#### [Work required]
Reproduce each line exactly. Skip none.
Start of Information shown
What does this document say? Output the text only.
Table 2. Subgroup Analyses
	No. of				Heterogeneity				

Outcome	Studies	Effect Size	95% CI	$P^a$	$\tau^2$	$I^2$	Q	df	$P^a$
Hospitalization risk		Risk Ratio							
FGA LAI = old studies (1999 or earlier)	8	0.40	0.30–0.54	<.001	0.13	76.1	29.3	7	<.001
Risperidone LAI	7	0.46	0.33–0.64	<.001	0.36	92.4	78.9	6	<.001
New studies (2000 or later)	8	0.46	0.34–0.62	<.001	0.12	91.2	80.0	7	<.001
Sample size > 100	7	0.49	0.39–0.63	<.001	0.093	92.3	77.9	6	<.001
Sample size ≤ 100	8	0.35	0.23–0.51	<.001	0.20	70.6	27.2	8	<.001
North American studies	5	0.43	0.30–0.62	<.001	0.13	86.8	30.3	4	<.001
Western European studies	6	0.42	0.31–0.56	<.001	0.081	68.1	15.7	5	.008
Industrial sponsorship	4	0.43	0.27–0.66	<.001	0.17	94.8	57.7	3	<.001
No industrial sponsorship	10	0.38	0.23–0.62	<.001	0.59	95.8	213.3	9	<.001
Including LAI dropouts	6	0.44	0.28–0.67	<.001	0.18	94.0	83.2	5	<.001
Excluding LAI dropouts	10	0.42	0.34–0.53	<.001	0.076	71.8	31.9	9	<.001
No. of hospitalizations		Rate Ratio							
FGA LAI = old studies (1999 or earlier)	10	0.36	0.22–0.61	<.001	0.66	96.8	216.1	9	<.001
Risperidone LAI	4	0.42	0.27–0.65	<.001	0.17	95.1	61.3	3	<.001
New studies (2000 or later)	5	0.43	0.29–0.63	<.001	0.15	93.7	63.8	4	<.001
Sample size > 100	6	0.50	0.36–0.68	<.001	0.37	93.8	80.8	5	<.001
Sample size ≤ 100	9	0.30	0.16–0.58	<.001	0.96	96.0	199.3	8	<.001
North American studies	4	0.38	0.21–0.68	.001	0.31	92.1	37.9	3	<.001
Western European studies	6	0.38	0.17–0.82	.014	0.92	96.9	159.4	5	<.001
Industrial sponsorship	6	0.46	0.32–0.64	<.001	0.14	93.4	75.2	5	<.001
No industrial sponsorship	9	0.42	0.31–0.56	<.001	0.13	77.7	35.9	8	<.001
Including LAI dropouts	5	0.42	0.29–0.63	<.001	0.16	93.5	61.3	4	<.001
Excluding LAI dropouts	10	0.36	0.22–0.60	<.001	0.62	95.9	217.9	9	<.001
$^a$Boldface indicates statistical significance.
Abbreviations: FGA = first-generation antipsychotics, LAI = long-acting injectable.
End of Information shown
#### [Reply to the task]
What does this document say? Output the text only.
Table 2. Subgroup Analyses
	No. of				Heterogeneity				

Outcome	Studies	Effect Size	95% CI	$P^a$	$\tau^2$	$I^2$	Q	df	$P^a$
Hospitalization risk		Risk Ratio							
FGA LAI = old studies (1999 or earlier)	8	0.40	0.30–0.54	<.001	0.13	76.1	29.3	7	<.001
Risperidone LAI	7	0.46	0.33–0.64	<.001	0.36	92.4	78.9	6	<.001
New studies (2000 or later)	8	0.46	0.34–0.62	<.001	0.12	91.2	80.0	7	<.001
Sample size > 100	7	0.49	0.39–0.63	<.001	0.093	92.3	77.9	6	<.001
Sample size ≤ 100	8	0.35	0.23–0.51	<.001	0.20	70.6	27.2	8	<.001
North American studies	5	0.43	0.30–0.62	<.001	0.13	86.8	30.3	4	<.001
Western European studies	6	0.42	0.31–0.56	<.001	0.081	68.1	15.7	5	.008
Industrial sponsorship	4	0.43	0.27–0.66	<.001	0.17	94.8	57.7	3	<.001
No industrial sponsorship	10	0.38	0.23–0.62	<.001	0.59	95.8	213.3	9	<.001
Including LAI dropouts	6	0.44	0.28–0.67	<.001	0.18	94.0	83.2	5	<.001
Excluding LAI dropouts	10	0.42	0.34–0.53	<.001	0.076	71.8	31.9	9	<.001
No. of hospitalizations		Rate Ratio							
FGA LAI = old studies (1999 or earlier)	10	0.36	0.22–0.61	<.001	0.66	96.8	216.1	9	<.001
Risperidone LAI	4	0.42	0.27–0.65	<.001	0.17	95.1	61.3	3	<.001
New studies (2000 or later)	5	0.43	0.29–0.63	<.001	0.15	93.7	63.8	4	<.001
Sample size > 100	6	0.50	0.36–0.68	<.001	0.37	93.8	80.8	5	<.001
Sample size ≤ 100	9	0.30	0.16–0.58	<.001	0.96	96.0	199.3	8	<.001
North American studies	4	0.38	0.21–0.68	.001	0.31	92.1	37.9	3	<.001
Western European studies	6	0.38	0.17–0.82	.014	0.92	96.9	159.4	5	<.001
Industrial sponsorship	6	0.46	0.32–0.64	<.001	0.14	93.4	75.2	5	<.001
No industrial sponsorship	9	0.42	0.31–0.56	<.001	0.13	77.7	35.9	8	<.001
Including LAI dropouts	5	0.42	0.29–0.63	<.001	0.16	93.5	61.3	4	<.001
Excluding LAI dropouts	10	0.36	0.22–0.60	<.001	0.62	95.9	217.9	9	<.001
$^a$Boldface indicates statistical significance.
Abbreviations: FGA = first-generation antipsychotics, LAI = long-acting injectable.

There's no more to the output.